* EXCERPT PROVIDED
....................
1. Warrantless use of these techniques in circumstances where a warrant would be required in a criminal case will, except in emergency situations, only be authorized upon the personal approval of the Attorney General (or Acting Attorney General), and at the request of the head of the Department, Agency or Bureau desiring to use the technique.

2. Approval will not be granted unless the Attorney General (or Acting Attorney General) has satisfied himself that:

a. the requested surveillance is necessary to obtain significant foreign intelligence or counterintelligence information;

b. there is probable cause to believe the person who is the target of the surveillance is an agent of a foreign power;

c. the minimum physical intrusion necessary to obtain the information sought will be used; and

d. the surveillance does not involve the breaking or non-consensual entering of any real property.

3. Where necessary, the request and authorization may be oral, but shall be followed by written confirmation as soon as possible.

4. No surveillance shall continue for over 90 days without the written authorization of the Attorney General (or Acting Attorney General).

5. In addition, I authorize the Attorney General to adopt procedures governing the surveillances authorized herein to ensure their legality and propriety, which procedures shall provide for authorization in emergency situations and for the minimization of the acquisition, retention, and dissemination of information concerning United States persons which is not necessary for legitimate Government purposes.3

Jimmy Carter
  1. Source: Carter Library, National Security Council, Institutional Files, 1977–1981, Box 1, PD–NSC 1–32 [2]. Secret.
  2. In a March 1 memorandum to Mondale, Vance, Brown, Bell, and Turner, Christine Dodson, NSC Staff Secretary, noted that the Attorney General’s memorandum was actually dated February 9, not February 3. The memorandum was not found.
  3. Carter handwrote a sixth point: “Notify me when such surveillance is authorized.”
....................
* RAW RECORDS
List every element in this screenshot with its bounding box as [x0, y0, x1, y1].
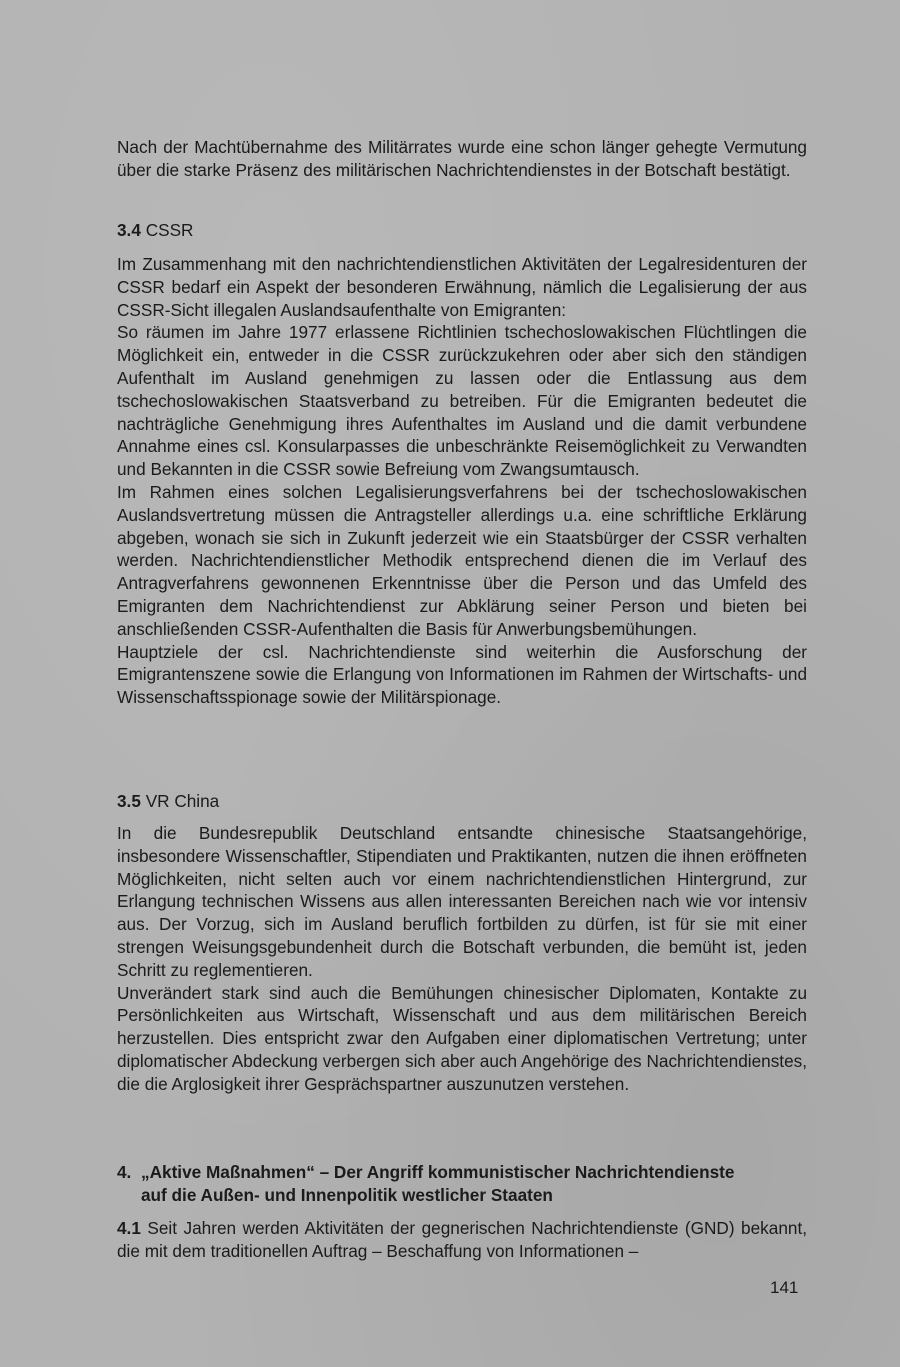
section-title-line-2: auf die Außen- und Innenpolitik westlicher Staaten [141, 1184, 553, 1205]
section-number: 3.5 [117, 791, 141, 811]
paragraph-text: Im Rahmen eines solchen Legalisierungsverfahrens bei der tschechoslowakischen Auslandsvertretung müssen die Antragsteller allerdings u.a. eine schriftliche Erklärung abgeben, wonach sie sich in Zukunft jederzeit wie ein Staatsbürger der CSSR verhalten werden. Nachrichtendienstlicher Methodik entsprechend dienen die im Verlauf des Antragverfahrens gewonnenen Erkenntnisse über die Person und das Umfeld des Emigranten dem Nachrichtendienst zur Abklärung seiner Person und bieten bei anschließenden CSSR-Aufenthalten die Basis für Anwerbungsbemühungen. [117, 481, 807, 639]
paragraph-text: In die Bundesrepublik Deutschland entsandte chinesische Staatsangehörige, insbesondere Wissenschaftler, Stipendiaten und Praktikanten, nutzen die ihnen eröffneten Möglichkeiten, nicht selten auch vor einem nachrichtendienstlichen Hintergrund, zur Erlangung technischen Wissens aus allen interessanten Bereichen nach wie vor intensiv aus. Der Vorzug, sich im Ausland beruflich fortbilden zu dürfen, ist für sie mit einer strengen Weisungsgebundenheit durch die Botschaft verbunden, die bemüht ist, jeden Schritt zu reglementieren. [117, 823, 807, 980]
section-body-3-4 [117, 253, 807, 709]
section-heading-3-4 [117, 219, 807, 242]
section-number: 3.4 [117, 220, 141, 240]
section-title-line-1: „Aktive Maßnahmen“ – Der Angriff kommunistischer Nachrichtendienste [141, 1162, 735, 1182]
paragraph-text: Hauptziele der csl. Nachrichtendienste sind weiterhin die Ausforschung der Emigrantenszene sowie die Erlangung von Informationen im Rahmen der Wirtschafts- und Wissenschaftsspionage sowie der Militärspionage. [117, 641, 807, 708]
section-number: 4.1 [117, 1218, 141, 1238]
section-body-3-5 [117, 822, 807, 1096]
paragraph-text: Nach der Machtübernahme des Militärrates wurde eine schon länger gehegte Vermutung über die starke Präsenz des militärischen Nachrichtendienstes in der Botschaft bestätigt. [117, 137, 807, 180]
section-title: CSSR [145, 220, 194, 240]
section-title: VR China [145, 791, 220, 811]
paragraph-text [117, 1217, 807, 1263]
section-heading-3-5 [117, 790, 807, 813]
paragraph-body: Seit Jahren werden Aktivitäten der gegnerischen Nachrichtendienste (GND) bekannt, die mit dem traditionellen Auftrag – Beschaffung von Informationen – [117, 1218, 807, 1261]
paragraph-text: Unverändert stark sind auch die Bemühungen chinesischer Diplomaten, Kontakte zu Persönlichkeiten aus Wirtschaft, Wissenschaft und aus dem militärischen Bereich herzustellen. Dies entspricht zwar den Aufgaben einer diplomatischen Vertretung; unter diplomatischer Abdeckung verbergen sich aber auch Angehörige des Nachrichtendienstes, die die Arglosigkeit ihrer Gesprächspartner auszunutzen verstehen. [117, 982, 807, 1094]
section-body-4-1 [117, 1217, 807, 1263]
paragraph-text: Im Zusammenhang mit den nachrichtendienstlichen Aktivitäten der Legalresidenturen der CSSR bedarf ein Aspekt der besonderen Erwähnung, nämlich die Legalisierung der aus CSSR-Sicht illegalen Auslandsaufenthalte von Emigranten: [117, 254, 807, 320]
section-heading-4 [117, 1161, 807, 1207]
intro-paragraph [117, 136, 807, 182]
page-number: 141 [770, 1278, 799, 1297]
section-number: 4. [117, 1162, 132, 1182]
paragraph-text: So räumen im Jahre 1977 erlassene Richtlinien tschechoslowakischen Flüchtlingen die Möglichkeit ein, entweder in die CSSR zurückzukehren oder aber sich den ständigen Aufenthalt im Ausland genehmigen zu lassen oder die Entlassung aus dem tschechoslowakischen Staatsverband zu betreiben. Für die Emigranten bedeutet die nachträgliche Genehmigung ihres Aufenthaltes im Ausland und die damit verbundene Annahme eines csl. Konsularpasses die unbeschränkte Reisemöglichkeit zu Verwandten und Bekannten in die CSSR sowie Befreiung vom Zwangsumtausch. [117, 322, 807, 480]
....................
* WORK REQUIRED
In the surveillance directive, what is the longest period a surveillance may continue without the written authorization of the Attorney General or Acting Attorney General?

* RESPONSE TO THIS EXERCISE
90 days.